_STATED GOAL_
Check every line below for the word "Profit" and show those that hold it.

_RAW DATA_
========

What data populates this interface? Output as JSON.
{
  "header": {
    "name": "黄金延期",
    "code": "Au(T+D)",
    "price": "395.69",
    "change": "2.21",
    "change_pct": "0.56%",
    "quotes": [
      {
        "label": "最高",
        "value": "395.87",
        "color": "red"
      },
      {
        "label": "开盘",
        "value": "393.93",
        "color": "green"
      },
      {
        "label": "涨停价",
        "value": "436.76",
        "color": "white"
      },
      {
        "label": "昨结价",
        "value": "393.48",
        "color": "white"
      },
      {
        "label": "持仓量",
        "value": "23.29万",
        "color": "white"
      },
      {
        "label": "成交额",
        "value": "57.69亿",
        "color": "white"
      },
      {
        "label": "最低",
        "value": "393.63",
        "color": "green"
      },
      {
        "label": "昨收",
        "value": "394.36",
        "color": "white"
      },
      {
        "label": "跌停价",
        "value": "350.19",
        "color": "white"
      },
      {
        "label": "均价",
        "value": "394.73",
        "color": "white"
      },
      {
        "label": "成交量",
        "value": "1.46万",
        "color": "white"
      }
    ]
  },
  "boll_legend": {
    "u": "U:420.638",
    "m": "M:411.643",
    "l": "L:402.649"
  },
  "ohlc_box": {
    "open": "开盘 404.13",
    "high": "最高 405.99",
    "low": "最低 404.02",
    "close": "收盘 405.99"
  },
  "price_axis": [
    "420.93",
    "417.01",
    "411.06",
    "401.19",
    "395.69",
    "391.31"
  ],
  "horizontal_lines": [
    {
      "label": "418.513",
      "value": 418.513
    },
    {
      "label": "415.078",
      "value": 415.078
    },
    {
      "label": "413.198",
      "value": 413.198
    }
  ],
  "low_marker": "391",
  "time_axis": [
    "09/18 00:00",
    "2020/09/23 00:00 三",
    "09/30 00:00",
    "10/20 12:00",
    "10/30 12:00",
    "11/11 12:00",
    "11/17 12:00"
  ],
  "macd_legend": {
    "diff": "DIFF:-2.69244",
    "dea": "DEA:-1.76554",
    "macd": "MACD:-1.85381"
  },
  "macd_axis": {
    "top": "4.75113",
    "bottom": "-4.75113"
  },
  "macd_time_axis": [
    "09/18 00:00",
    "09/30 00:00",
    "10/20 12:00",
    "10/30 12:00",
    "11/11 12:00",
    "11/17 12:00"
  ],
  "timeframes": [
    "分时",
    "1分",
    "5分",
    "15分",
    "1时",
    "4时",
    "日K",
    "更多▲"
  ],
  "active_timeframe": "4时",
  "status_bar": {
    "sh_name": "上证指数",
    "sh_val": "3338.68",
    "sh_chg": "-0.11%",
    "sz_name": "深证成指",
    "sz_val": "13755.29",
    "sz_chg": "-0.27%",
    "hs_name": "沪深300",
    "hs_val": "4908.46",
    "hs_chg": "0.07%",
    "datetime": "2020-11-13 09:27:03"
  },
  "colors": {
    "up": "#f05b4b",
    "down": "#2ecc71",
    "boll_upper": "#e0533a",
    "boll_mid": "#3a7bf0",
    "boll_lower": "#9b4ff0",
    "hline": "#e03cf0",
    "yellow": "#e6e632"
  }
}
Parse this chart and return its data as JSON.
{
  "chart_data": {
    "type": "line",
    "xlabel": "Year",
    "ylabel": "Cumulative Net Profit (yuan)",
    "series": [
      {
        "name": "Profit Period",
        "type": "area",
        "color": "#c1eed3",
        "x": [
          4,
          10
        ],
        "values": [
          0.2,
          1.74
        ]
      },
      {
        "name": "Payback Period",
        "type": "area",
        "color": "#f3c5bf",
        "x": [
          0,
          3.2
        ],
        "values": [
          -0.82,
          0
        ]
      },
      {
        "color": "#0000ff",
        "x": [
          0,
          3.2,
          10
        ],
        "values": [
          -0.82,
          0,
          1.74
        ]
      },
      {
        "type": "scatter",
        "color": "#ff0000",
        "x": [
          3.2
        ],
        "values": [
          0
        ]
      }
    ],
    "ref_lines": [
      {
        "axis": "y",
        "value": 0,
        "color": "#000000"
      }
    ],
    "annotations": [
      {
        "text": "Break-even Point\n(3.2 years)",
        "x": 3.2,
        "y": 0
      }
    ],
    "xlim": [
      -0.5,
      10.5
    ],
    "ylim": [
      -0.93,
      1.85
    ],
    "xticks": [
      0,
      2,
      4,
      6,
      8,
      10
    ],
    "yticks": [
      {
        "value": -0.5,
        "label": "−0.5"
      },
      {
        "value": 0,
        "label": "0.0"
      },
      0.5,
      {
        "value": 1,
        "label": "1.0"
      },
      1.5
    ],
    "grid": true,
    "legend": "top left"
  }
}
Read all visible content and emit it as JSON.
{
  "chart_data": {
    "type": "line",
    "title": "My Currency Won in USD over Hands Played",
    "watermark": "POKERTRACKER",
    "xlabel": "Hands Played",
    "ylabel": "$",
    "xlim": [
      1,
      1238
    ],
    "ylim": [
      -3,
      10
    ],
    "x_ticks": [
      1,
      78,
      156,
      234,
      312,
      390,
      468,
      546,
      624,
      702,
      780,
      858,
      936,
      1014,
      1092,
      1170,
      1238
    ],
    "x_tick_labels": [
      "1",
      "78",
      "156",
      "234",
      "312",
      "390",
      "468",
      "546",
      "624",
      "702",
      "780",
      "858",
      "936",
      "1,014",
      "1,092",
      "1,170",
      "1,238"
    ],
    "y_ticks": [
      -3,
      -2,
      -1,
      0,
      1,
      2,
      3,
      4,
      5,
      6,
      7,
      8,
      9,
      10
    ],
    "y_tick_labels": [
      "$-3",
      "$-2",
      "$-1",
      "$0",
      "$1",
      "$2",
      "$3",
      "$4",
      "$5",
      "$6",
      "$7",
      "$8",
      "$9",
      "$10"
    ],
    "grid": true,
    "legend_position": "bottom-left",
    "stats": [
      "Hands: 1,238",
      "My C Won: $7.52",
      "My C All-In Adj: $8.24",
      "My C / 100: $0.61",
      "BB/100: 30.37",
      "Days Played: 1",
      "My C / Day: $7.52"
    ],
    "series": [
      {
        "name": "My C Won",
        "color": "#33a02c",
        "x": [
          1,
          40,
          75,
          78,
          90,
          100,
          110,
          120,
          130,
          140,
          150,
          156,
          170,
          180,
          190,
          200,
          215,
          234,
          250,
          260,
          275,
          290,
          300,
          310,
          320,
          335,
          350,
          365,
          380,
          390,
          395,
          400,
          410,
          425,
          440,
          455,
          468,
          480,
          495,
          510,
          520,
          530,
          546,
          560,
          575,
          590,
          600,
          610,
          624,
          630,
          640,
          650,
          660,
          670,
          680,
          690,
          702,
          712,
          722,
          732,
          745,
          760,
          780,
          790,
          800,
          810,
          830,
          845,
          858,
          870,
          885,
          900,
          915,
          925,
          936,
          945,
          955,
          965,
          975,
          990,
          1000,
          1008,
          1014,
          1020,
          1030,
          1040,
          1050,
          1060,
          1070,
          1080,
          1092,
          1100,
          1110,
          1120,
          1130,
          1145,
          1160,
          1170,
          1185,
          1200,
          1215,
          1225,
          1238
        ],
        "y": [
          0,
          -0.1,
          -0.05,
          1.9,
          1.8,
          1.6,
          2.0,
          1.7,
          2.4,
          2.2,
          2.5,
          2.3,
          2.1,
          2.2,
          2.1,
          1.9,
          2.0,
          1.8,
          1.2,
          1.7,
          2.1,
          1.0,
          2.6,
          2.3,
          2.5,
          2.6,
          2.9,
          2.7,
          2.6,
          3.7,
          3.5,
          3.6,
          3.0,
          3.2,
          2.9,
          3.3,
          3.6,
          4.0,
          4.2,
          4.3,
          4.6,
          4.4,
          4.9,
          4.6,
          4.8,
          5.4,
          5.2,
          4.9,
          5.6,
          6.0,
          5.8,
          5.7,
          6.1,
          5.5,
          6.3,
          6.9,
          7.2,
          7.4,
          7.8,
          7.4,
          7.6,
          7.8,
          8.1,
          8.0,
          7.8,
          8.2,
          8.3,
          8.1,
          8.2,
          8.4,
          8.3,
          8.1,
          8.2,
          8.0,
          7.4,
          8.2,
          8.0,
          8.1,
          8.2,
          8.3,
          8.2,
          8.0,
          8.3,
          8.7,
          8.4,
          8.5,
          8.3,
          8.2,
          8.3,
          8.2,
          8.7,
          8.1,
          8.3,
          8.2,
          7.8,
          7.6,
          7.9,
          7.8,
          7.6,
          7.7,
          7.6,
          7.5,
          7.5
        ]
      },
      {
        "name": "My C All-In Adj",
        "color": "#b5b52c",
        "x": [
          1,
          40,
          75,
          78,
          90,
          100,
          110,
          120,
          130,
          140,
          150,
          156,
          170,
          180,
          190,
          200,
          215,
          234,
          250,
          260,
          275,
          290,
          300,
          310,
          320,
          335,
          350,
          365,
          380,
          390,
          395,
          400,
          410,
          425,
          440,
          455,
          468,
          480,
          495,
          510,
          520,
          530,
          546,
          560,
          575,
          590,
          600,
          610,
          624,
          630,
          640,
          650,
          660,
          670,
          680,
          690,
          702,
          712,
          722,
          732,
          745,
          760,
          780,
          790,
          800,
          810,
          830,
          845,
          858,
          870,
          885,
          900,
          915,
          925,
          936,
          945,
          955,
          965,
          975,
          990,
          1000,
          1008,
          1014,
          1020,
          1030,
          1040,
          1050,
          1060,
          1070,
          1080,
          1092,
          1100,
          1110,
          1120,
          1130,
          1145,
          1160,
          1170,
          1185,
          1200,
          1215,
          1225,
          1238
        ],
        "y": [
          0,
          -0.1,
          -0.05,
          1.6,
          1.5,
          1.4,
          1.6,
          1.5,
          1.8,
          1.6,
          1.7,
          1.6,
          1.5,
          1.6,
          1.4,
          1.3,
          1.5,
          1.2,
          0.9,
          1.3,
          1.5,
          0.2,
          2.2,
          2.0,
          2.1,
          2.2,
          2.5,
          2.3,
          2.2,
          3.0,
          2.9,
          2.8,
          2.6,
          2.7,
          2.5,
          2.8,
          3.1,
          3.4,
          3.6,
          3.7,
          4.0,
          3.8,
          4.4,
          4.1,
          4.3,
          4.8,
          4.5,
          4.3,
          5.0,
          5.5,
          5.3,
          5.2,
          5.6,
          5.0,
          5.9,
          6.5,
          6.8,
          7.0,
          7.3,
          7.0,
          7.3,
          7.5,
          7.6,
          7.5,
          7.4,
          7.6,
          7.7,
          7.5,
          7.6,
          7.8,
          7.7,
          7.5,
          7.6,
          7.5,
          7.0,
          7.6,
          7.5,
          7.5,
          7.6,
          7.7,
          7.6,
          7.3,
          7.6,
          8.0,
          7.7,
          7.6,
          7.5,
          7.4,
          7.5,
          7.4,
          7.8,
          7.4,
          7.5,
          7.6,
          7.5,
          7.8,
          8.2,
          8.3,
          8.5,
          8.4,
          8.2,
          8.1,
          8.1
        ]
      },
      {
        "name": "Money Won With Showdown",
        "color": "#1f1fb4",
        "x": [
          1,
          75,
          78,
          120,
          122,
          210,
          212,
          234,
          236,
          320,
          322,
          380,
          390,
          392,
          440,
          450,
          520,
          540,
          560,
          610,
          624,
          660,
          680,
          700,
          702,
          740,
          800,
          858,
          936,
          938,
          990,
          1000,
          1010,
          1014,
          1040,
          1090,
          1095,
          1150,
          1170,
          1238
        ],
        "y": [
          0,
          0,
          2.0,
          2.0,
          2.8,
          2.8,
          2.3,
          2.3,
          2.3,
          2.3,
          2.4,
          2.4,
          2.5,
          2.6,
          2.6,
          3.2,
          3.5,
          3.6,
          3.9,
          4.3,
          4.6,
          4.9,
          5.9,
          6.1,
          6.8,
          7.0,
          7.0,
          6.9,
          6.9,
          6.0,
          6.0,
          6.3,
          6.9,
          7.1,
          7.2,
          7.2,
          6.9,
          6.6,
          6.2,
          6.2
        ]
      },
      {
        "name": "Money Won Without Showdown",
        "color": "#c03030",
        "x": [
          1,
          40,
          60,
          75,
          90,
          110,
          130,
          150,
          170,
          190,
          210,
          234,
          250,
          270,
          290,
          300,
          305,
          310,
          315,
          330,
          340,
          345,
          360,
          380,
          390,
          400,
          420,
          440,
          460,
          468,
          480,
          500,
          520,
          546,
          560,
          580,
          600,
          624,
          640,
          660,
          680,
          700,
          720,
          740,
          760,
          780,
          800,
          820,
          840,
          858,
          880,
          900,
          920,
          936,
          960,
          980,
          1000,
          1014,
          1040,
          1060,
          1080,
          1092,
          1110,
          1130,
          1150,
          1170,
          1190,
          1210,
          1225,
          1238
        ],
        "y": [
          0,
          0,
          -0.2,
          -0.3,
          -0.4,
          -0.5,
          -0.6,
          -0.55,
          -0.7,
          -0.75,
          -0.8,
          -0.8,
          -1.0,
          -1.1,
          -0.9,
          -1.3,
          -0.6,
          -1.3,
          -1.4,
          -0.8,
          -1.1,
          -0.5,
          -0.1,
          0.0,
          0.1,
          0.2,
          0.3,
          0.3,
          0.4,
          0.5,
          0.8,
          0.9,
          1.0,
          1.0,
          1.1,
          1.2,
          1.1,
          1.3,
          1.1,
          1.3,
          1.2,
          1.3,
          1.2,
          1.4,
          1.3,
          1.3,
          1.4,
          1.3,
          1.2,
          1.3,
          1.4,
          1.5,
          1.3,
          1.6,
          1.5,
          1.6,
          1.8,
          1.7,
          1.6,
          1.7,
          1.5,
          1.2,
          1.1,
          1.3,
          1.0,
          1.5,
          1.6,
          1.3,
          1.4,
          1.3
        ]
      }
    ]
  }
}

========

_WRITTEN ANSWER_
    "ylabel": "Cumulative Net Profit (yuan)",
        "name": "Profit Period",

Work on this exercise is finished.